### SHORT TASK
Find and return each line containing "month".

(Chart and figure data)
▼

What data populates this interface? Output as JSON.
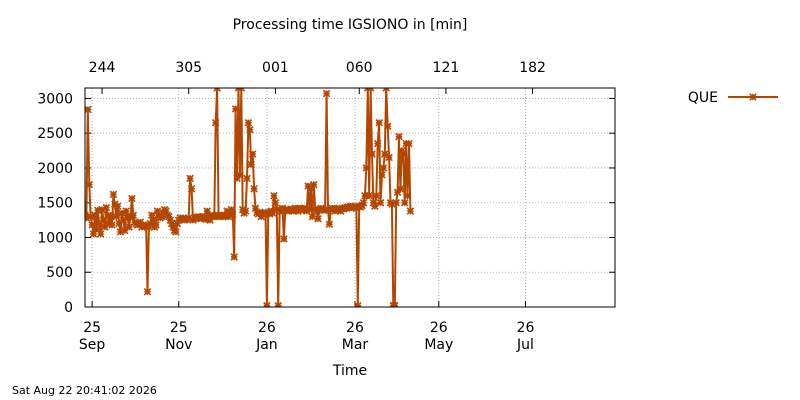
{
  "chart_data": {
    "type": "line",
    "title": "Processing time IGSIONO in [min]",
    "xlabel": "Time",
    "ylabel": "",
    "ylim": [
      0,
      3150
    ],
    "xlim": [
      "2026-08-20",
      "2027-08-28"
    ],
    "yticks": [
      0,
      500,
      1000,
      1500,
      2000,
      2500,
      3000
    ],
    "grid": true,
    "legend_position": "top-right, outside plot",
    "line_color": "#b34700",
    "marker": "asterisk",
    "x_ticks": [
      {
        "date": "2026-08-25",
        "day": "25",
        "month": "Sep"
      },
      {
        "date": "2026-10-25",
        "day": "25",
        "month": "Nov"
      },
      {
        "date": "2026-12-26",
        "day": "26",
        "month": "Jan"
      },
      {
        "date": "2027-02-26",
        "day": "26",
        "month": "Mar"
      },
      {
        "date": "2027-04-26",
        "day": "26",
        "month": "May"
      },
      {
        "date": "2027-06-26",
        "day": "26",
        "month": "Jul"
      }
    ],
    "top_ticks": [
      {
        "date": "2026-09-01",
        "label": "244"
      },
      {
        "date": "2026-11-01",
        "label": "305"
      },
      {
        "date": "2027-01-01",
        "label": "001"
      },
      {
        "date": "2027-03-01",
        "label": "060"
      },
      {
        "date": "2027-05-01",
        "label": "121"
      },
      {
        "date": "2027-07-01",
        "label": "182"
      }
    ],
    "series": [
      {
        "name": "QUE",
        "points": [
          [
            "2026-08-20",
            1320
          ],
          [
            "2026-08-21",
            1280
          ],
          [
            "2026-08-22",
            2840
          ],
          [
            "2026-08-23",
            1760
          ],
          [
            "2026-08-24",
            1300
          ],
          [
            "2026-08-25",
            1180
          ],
          [
            "2026-08-26",
            1050
          ],
          [
            "2026-08-27",
            1320
          ],
          [
            "2026-08-28",
            1120
          ],
          [
            "2026-08-29",
            1390
          ],
          [
            "2026-08-30",
            1200
          ],
          [
            "2026-08-31",
            1050
          ],
          [
            "2026-09-01",
            1400
          ],
          [
            "2026-09-02",
            1250
          ],
          [
            "2026-09-03",
            1150
          ],
          [
            "2026-09-04",
            1430
          ],
          [
            "2026-09-05",
            1300
          ],
          [
            "2026-09-06",
            1200
          ],
          [
            "2026-09-07",
            1320
          ],
          [
            "2026-09-08",
            1180
          ],
          [
            "2026-09-09",
            1620
          ],
          [
            "2026-09-10",
            1480
          ],
          [
            "2026-09-11",
            1300
          ],
          [
            "2026-09-12",
            1450
          ],
          [
            "2026-09-13",
            1200
          ],
          [
            "2026-09-14",
            1080
          ],
          [
            "2026-09-15",
            1350
          ],
          [
            "2026-09-16",
            1250
          ],
          [
            "2026-09-17",
            1100
          ],
          [
            "2026-09-18",
            1380
          ],
          [
            "2026-09-19",
            1280
          ],
          [
            "2026-09-20",
            1150
          ],
          [
            "2026-09-21",
            1300
          ],
          [
            "2026-09-22",
            1560
          ],
          [
            "2026-09-23",
            1320
          ],
          [
            "2026-09-24",
            1220
          ],
          [
            "2026-09-25",
            1200
          ],
          [
            "2026-09-26",
            1180
          ],
          [
            "2026-09-27",
            1200
          ],
          [
            "2026-09-28",
            1220
          ],
          [
            "2026-09-29",
            1150
          ],
          [
            "2026-09-30",
            1180
          ],
          [
            "2026-10-01",
            1160
          ],
          [
            "2026-10-02",
            1180
          ],
          [
            "2026-10-03",
            220
          ],
          [
            "2026-10-04",
            1150
          ],
          [
            "2026-10-05",
            1200
          ],
          [
            "2026-10-06",
            1320
          ],
          [
            "2026-10-07",
            1260
          ],
          [
            "2026-10-08",
            1150
          ],
          [
            "2026-10-09",
            1180
          ],
          [
            "2026-10-10",
            1380
          ],
          [
            "2026-10-11",
            1320
          ],
          [
            "2026-10-12",
            1280
          ],
          [
            "2026-10-13",
            1300
          ],
          [
            "2026-10-14",
            1350
          ],
          [
            "2026-10-15",
            1400
          ],
          [
            "2026-10-16",
            1380
          ],
          [
            "2026-10-17",
            1320
          ],
          [
            "2026-10-18",
            1300
          ],
          [
            "2026-10-19",
            1250
          ],
          [
            "2026-10-20",
            1200
          ],
          [
            "2026-10-21",
            1150
          ],
          [
            "2026-10-22",
            1100
          ],
          [
            "2026-10-23",
            1080
          ],
          [
            "2026-10-24",
            1200
          ],
          [
            "2026-10-25",
            1250
          ],
          [
            "2026-10-26",
            1280
          ],
          [
            "2026-10-27",
            1260
          ],
          [
            "2026-10-28",
            1280
          ],
          [
            "2026-10-29",
            1250
          ],
          [
            "2026-10-30",
            1270
          ],
          [
            "2026-10-31",
            1260
          ],
          [
            "2026-11-01",
            1280
          ],
          [
            "2026-11-02",
            1850
          ],
          [
            "2026-11-03",
            1700
          ],
          [
            "2026-11-04",
            1250
          ],
          [
            "2026-11-05",
            1280
          ],
          [
            "2026-11-06",
            1270
          ],
          [
            "2026-11-07",
            1290
          ],
          [
            "2026-11-08",
            1300
          ],
          [
            "2026-11-09",
            1280
          ],
          [
            "2026-11-10",
            1270
          ],
          [
            "2026-11-11",
            1300
          ],
          [
            "2026-11-12",
            1280
          ],
          [
            "2026-11-13",
            1260
          ],
          [
            "2026-11-14",
            1380
          ],
          [
            "2026-11-15",
            1290
          ],
          [
            "2026-11-16",
            1250
          ],
          [
            "2026-11-17",
            1300
          ],
          [
            "2026-11-18",
            1320
          ],
          [
            "2026-11-19",
            1300
          ],
          [
            "2026-11-20",
            2650
          ],
          [
            "2026-11-21",
            3150
          ],
          [
            "2026-11-22",
            1300
          ],
          [
            "2026-11-23",
            1320
          ],
          [
            "2026-11-24",
            1310
          ],
          [
            "2026-11-25",
            1300
          ],
          [
            "2026-11-26",
            1320
          ],
          [
            "2026-11-27",
            1300
          ],
          [
            "2026-11-28",
            1380
          ],
          [
            "2026-11-29",
            1300
          ],
          [
            "2026-11-30",
            1320
          ],
          [
            "2026-12-01",
            1400
          ],
          [
            "2026-12-02",
            1330
          ],
          [
            "2026-12-03",
            720
          ],
          [
            "2026-12-04",
            2850
          ],
          [
            "2026-12-05",
            1850
          ],
          [
            "2026-12-06",
            3150
          ],
          [
            "2026-12-07",
            1900
          ],
          [
            "2026-12-08",
            3150
          ],
          [
            "2026-12-09",
            1400
          ],
          [
            "2026-12-10",
            1350
          ],
          [
            "2026-12-11",
            1380
          ],
          [
            "2026-12-12",
            1850
          ],
          [
            "2026-12-13",
            2650
          ],
          [
            "2026-12-14",
            2550
          ],
          [
            "2026-12-15",
            2050
          ],
          [
            "2026-12-16",
            2200
          ],
          [
            "2026-12-17",
            1700
          ],
          [
            "2026-12-18",
            1420
          ],
          [
            "2026-12-19",
            1360
          ],
          [
            "2026-12-20",
            1340
          ],
          [
            "2026-12-21",
            1360
          ],
          [
            "2026-12-22",
            1300
          ],
          [
            "2026-12-23",
            1350
          ],
          [
            "2026-12-24",
            1340
          ],
          [
            "2026-12-25",
            1360
          ],
          [
            "2026-12-26",
            20
          ],
          [
            "2026-12-27",
            1360
          ],
          [
            "2026-12-28",
            1340
          ],
          [
            "2026-12-29",
            1380
          ],
          [
            "2026-12-30",
            1350
          ],
          [
            "2026-12-31",
            1600
          ],
          [
            "2027-01-01",
            1500
          ],
          [
            "2027-01-02",
            1400
          ],
          [
            "2027-01-03",
            20
          ],
          [
            "2027-01-04",
            1400
          ],
          [
            "2027-01-05",
            1380
          ],
          [
            "2027-01-06",
            1420
          ],
          [
            "2027-01-07",
            980
          ],
          [
            "2027-01-08",
            1400
          ],
          [
            "2027-01-09",
            1380
          ],
          [
            "2027-01-10",
            1400
          ],
          [
            "2027-01-11",
            1390
          ],
          [
            "2027-01-12",
            1410
          ],
          [
            "2027-01-13",
            1400
          ],
          [
            "2027-01-14",
            1380
          ],
          [
            "2027-01-15",
            1420
          ],
          [
            "2027-01-16",
            1400
          ],
          [
            "2027-01-17",
            1380
          ],
          [
            "2027-01-18",
            1420
          ],
          [
            "2027-01-19",
            1400
          ],
          [
            "2027-01-20",
            1410
          ],
          [
            "2027-01-21",
            1420
          ],
          [
            "2027-01-22",
            1400
          ],
          [
            "2027-01-23",
            1380
          ],
          [
            "2027-01-24",
            1740
          ],
          [
            "2027-01-25",
            1400
          ],
          [
            "2027-01-26",
            1700
          ],
          [
            "2027-01-27",
            1300
          ],
          [
            "2027-01-28",
            1760
          ],
          [
            "2027-01-29",
            1400
          ],
          [
            "2027-01-30",
            1380
          ],
          [
            "2027-01-31",
            1270
          ],
          [
            "2027-02-01",
            1400
          ],
          [
            "2027-02-02",
            1420
          ],
          [
            "2027-02-03",
            1410
          ],
          [
            "2027-02-04",
            1390
          ],
          [
            "2027-02-05",
            1400
          ],
          [
            "2027-02-06",
            3070
          ],
          [
            "2027-02-07",
            1400
          ],
          [
            "2027-02-08",
            1190
          ],
          [
            "2027-02-09",
            1400
          ],
          [
            "2027-02-10",
            1420
          ],
          [
            "2027-02-11",
            1410
          ],
          [
            "2027-02-12",
            1380
          ],
          [
            "2027-02-13",
            1410
          ],
          [
            "2027-02-14",
            1400
          ],
          [
            "2027-02-15",
            1420
          ],
          [
            "2027-02-16",
            1380
          ],
          [
            "2027-02-17",
            1420
          ],
          [
            "2027-02-18",
            1410
          ],
          [
            "2027-02-19",
            1430
          ],
          [
            "2027-02-20",
            1420
          ],
          [
            "2027-02-21",
            1440
          ],
          [
            "2027-02-22",
            1430
          ],
          [
            "2027-02-23",
            1450
          ],
          [
            "2027-02-24",
            1440
          ],
          [
            "2027-02-25",
            1430
          ],
          [
            "2027-02-26",
            1440
          ],
          [
            "2027-02-27",
            1420
          ],
          [
            "2027-02-28",
            20
          ],
          [
            "2027-03-01",
            1450
          ],
          [
            "2027-03-02",
            1440
          ],
          [
            "2027-03-03",
            1460
          ],
          [
            "2027-03-04",
            1500
          ],
          [
            "2027-03-05",
            1600
          ],
          [
            "2027-03-06",
            2000
          ],
          [
            "2027-03-07",
            3150
          ],
          [
            "2027-03-08",
            1600
          ],
          [
            "2027-03-09",
            3150
          ],
          [
            "2027-03-10",
            2200
          ],
          [
            "2027-03-11",
            1500
          ],
          [
            "2027-03-12",
            1450
          ],
          [
            "2027-03-13",
            1600
          ],
          [
            "2027-03-14",
            2350
          ],
          [
            "2027-03-15",
            2650
          ],
          [
            "2027-03-16",
            1500
          ],
          [
            "2027-03-17",
            1900
          ],
          [
            "2027-03-18",
            2000
          ],
          [
            "2027-03-19",
            2200
          ],
          [
            "2027-03-20",
            3150
          ],
          [
            "2027-03-21",
            2600
          ],
          [
            "2027-03-22",
            2150
          ],
          [
            "2027-03-23",
            1500
          ],
          [
            "2027-03-24",
            1480
          ],
          [
            "2027-03-25",
            20
          ],
          [
            "2027-03-26",
            20
          ],
          [
            "2027-03-27",
            1500
          ],
          [
            "2027-03-28",
            1650
          ],
          [
            "2027-03-29",
            2450
          ],
          [
            "2027-03-30",
            1700
          ],
          [
            "2027-03-31",
            2250
          ],
          [
            "2027-04-01",
            2200
          ],
          [
            "2027-04-02",
            1500
          ],
          [
            "2027-04-03",
            2350
          ],
          [
            "2027-04-04",
            1600
          ],
          [
            "2027-04-05",
            2350
          ],
          [
            "2027-04-06",
            1380
          ]
        ]
      }
    ]
  },
  "footer": {
    "timestamp": "Sat Aug 22 20:41:02 2026"
  }
}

▲

### EXERCISE ANSWER
        "month": "Sep"
        "month": "Nov"
        "month": "Jan"
        "month": "Mar"
        "month": "May"
        "month": "Jul"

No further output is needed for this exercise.